§ Information given:
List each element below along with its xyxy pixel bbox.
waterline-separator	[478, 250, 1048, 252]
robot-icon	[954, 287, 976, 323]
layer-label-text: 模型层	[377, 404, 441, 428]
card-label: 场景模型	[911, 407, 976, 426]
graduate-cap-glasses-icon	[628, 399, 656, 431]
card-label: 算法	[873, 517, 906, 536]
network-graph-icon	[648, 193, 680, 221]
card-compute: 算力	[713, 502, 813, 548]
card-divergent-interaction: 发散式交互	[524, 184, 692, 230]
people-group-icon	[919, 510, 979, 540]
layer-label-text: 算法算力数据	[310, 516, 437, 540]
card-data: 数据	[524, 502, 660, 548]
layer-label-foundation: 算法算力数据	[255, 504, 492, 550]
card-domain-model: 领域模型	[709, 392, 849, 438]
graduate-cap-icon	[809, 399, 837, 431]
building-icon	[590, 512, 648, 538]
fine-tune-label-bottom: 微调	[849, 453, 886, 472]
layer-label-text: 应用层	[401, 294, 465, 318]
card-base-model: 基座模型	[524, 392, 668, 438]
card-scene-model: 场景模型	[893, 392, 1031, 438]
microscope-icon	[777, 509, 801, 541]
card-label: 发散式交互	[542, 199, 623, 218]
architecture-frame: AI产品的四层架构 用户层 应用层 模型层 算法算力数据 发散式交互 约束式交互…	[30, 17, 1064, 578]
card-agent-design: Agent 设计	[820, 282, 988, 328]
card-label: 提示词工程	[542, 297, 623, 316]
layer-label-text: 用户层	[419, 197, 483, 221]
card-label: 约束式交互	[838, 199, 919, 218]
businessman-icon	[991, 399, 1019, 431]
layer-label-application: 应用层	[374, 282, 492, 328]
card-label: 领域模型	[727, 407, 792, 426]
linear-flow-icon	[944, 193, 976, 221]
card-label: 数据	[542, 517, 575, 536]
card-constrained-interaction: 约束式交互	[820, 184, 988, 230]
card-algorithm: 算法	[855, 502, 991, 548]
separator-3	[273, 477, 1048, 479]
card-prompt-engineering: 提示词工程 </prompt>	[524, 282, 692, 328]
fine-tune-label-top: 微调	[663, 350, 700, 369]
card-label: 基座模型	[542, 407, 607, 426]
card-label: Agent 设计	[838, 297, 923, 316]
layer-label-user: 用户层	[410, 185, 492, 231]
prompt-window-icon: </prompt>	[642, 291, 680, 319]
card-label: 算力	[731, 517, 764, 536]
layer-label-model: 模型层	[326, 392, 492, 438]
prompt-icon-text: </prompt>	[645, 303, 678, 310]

==

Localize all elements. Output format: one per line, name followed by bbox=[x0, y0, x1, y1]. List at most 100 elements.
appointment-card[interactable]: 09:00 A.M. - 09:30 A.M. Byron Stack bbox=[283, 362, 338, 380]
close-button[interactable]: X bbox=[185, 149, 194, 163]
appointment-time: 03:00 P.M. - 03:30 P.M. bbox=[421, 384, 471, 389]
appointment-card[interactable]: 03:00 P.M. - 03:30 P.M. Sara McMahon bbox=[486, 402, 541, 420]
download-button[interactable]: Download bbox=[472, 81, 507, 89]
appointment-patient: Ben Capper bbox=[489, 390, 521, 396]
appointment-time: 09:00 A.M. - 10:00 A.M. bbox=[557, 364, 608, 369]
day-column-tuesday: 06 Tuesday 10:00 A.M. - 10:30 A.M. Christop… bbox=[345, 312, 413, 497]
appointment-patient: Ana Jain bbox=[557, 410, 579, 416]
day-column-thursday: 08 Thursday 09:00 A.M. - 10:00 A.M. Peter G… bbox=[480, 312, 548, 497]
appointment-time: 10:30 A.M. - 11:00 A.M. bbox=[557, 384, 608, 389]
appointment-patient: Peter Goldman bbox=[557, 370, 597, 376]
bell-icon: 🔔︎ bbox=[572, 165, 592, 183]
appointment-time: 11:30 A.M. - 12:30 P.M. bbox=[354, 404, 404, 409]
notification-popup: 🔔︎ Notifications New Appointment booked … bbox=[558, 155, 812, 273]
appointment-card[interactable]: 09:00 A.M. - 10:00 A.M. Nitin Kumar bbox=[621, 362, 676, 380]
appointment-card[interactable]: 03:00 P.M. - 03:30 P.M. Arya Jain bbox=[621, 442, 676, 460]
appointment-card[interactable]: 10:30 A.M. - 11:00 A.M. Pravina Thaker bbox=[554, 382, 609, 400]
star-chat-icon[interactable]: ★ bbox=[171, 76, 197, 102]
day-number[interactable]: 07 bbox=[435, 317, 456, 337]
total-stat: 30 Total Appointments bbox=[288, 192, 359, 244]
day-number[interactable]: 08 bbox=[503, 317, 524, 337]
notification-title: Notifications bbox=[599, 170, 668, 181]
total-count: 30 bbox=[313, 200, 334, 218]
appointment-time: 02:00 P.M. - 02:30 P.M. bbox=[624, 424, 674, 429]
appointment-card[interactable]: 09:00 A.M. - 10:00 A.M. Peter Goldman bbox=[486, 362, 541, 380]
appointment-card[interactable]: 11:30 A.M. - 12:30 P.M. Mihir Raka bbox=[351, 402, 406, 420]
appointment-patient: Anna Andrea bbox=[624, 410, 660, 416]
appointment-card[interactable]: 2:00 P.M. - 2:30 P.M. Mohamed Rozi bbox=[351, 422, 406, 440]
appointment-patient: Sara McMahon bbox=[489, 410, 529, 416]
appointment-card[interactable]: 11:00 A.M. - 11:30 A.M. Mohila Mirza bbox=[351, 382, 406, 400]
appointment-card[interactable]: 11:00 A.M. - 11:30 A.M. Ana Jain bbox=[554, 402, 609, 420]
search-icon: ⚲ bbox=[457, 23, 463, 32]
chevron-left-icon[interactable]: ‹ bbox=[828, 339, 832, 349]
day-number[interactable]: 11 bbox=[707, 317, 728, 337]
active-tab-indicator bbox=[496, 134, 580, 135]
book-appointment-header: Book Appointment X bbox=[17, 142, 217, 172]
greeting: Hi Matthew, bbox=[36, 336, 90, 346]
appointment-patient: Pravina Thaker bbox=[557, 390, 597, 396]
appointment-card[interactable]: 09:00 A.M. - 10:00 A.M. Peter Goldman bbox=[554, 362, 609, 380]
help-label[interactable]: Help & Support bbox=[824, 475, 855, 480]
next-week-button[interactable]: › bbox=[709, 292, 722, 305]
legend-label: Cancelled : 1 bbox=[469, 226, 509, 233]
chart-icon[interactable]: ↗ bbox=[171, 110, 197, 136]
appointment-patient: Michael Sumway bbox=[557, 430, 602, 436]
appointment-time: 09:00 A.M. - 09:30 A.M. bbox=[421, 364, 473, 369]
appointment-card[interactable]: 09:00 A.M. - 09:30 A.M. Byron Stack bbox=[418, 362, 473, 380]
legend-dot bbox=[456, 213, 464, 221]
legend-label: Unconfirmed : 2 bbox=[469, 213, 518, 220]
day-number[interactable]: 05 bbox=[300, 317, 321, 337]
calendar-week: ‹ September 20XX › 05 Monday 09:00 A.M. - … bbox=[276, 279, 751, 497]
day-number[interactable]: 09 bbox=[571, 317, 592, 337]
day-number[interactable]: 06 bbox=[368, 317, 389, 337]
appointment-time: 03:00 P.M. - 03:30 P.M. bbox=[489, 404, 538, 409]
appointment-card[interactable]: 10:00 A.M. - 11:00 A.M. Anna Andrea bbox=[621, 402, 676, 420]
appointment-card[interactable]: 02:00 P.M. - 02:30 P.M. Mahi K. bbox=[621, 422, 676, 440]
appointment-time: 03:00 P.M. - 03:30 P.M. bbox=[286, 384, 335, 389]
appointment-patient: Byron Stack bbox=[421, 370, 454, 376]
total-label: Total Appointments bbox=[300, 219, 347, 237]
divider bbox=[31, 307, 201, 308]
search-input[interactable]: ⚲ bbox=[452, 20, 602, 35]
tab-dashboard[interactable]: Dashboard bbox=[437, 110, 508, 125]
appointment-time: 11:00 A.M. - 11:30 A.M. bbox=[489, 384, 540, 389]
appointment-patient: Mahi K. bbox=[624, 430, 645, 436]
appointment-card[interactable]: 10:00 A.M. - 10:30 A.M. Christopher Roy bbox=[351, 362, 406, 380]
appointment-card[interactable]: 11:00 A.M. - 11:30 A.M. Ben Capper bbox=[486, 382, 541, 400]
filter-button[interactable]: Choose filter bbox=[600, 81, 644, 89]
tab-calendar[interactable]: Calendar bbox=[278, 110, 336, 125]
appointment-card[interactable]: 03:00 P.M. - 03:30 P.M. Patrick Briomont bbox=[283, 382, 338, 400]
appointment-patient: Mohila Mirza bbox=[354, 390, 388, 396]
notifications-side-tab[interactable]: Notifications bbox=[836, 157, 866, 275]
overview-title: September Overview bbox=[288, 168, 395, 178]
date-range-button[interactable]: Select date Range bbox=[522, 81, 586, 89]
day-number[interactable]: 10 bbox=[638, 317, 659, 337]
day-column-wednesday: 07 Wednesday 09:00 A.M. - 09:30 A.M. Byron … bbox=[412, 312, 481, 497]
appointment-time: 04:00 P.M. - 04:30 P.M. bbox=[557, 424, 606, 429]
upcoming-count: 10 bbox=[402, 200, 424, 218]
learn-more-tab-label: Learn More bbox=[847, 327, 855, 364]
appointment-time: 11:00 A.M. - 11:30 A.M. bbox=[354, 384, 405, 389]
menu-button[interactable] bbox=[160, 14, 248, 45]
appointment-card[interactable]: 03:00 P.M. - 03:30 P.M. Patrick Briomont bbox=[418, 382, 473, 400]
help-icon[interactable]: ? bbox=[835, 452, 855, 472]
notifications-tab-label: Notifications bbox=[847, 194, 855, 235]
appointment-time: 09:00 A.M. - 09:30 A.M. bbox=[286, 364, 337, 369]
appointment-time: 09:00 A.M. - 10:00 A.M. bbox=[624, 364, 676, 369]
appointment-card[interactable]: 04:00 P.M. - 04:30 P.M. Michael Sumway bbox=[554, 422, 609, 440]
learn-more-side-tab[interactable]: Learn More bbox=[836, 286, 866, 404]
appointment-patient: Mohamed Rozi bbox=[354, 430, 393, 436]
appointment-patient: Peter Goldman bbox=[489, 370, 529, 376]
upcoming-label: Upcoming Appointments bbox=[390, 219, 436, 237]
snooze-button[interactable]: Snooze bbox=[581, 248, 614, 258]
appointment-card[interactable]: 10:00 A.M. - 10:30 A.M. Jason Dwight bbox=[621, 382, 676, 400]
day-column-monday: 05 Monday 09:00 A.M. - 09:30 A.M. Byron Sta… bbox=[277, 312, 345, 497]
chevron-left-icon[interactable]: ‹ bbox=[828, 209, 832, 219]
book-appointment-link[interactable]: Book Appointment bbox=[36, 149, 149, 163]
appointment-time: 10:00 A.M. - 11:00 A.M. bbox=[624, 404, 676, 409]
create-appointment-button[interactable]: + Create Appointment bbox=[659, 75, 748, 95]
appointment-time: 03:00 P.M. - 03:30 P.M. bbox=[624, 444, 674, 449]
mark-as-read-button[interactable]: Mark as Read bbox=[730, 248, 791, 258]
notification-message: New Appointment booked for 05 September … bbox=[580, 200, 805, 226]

§ Aim of the exercise:
Please render the data as a JSON list of strings, one string per line and no blank lines, starting at the line that contains "List each element" and ending after the line that contains "502, 991, 548]".

§ Response to the task:
[
  "List each element below along with its xyxy pixel bbox.",
  "waterline-separator\t[478, 250, 1048, 252]",
  "robot-icon\t[954, 287, 976, 323]",
  "layer-label-text: 模型层\t[377, 404, 441, 428]",
  "card-label: 场景模型\t[911, 407, 976, 426]",
  "graduate-cap-glasses-icon\t[628, 399, 656, 431]",
  "card-label: 算法\t[873, 517, 906, 536]",
  "network-graph-icon\t[648, 193, 680, 221]",
  "card-compute: 算力\t[713, 502, 813, 548]",
  "card-divergent-interaction: 发散式交互\t[524, 184, 692, 230]",
  "people-group-icon\t[919, 510, 979, 540]",
  "layer-label-text: 算法算力数据\t[310, 516, 437, 540]",
  "card-data: 数据\t[524, 502, 660, 548]",
  "layer-label-foundation: 算法算力数据\t[255, 504, 492, 550]",
  "card-domain-model: 领域模型\t[709, 392, 849, 438]",
  "graduate-cap-icon\t[809, 399, 837, 431]",
  "building-icon\t[590, 512, 648, 538]",
  "fine-tune-label-bottom: 微调\t[849, 453, 886, 472]",
  "layer-label-text: 应用层\t[401, 294, 465, 318]",
  "card-base-model: 基座模型\t[524, 392, 668, 438]",
  "card-scene-model: 场景模型\t[893, 392, 1031, 438]",
  "microscope-icon\t[777, 509, 801, 541]",
  "card-label: 发散式交互\t[542, 199, 623, 218]",
  "architecture-frame: AI产品的四层架构 用户层 应用层 模型层 算法算力数据 发散式交互 约束式交互…\t[30, 17, 1064, 578]",
  "card-agent-design: Agent 设计\t[820, 282, 988, 328]",
  "card-label: 提示词工程\t[542, 297, 623, 316]",
  "layer-label-text: 用户层\t[419, 197, 483, 221]",
  "card-label: 约束式交互\t[838, 199, 919, 218]",
  "businessman-icon\t[991, 399, 1019, 431]",
  "layer-label-application: 应用层\t[374, 282, 492, 328]",
  "card-label: 领域模型\t[727, 407, 792, 426]",
  "linear-flow-icon\t[944, 193, 976, 221]",
  "card-label: 数据\t[542, 517, 575, 536]",
  "card-constrained-interaction: 约束式交互\t[820, 184, 988, 230]",
  "card-algorithm: 算法\t[855, 502, 991, 548]"
]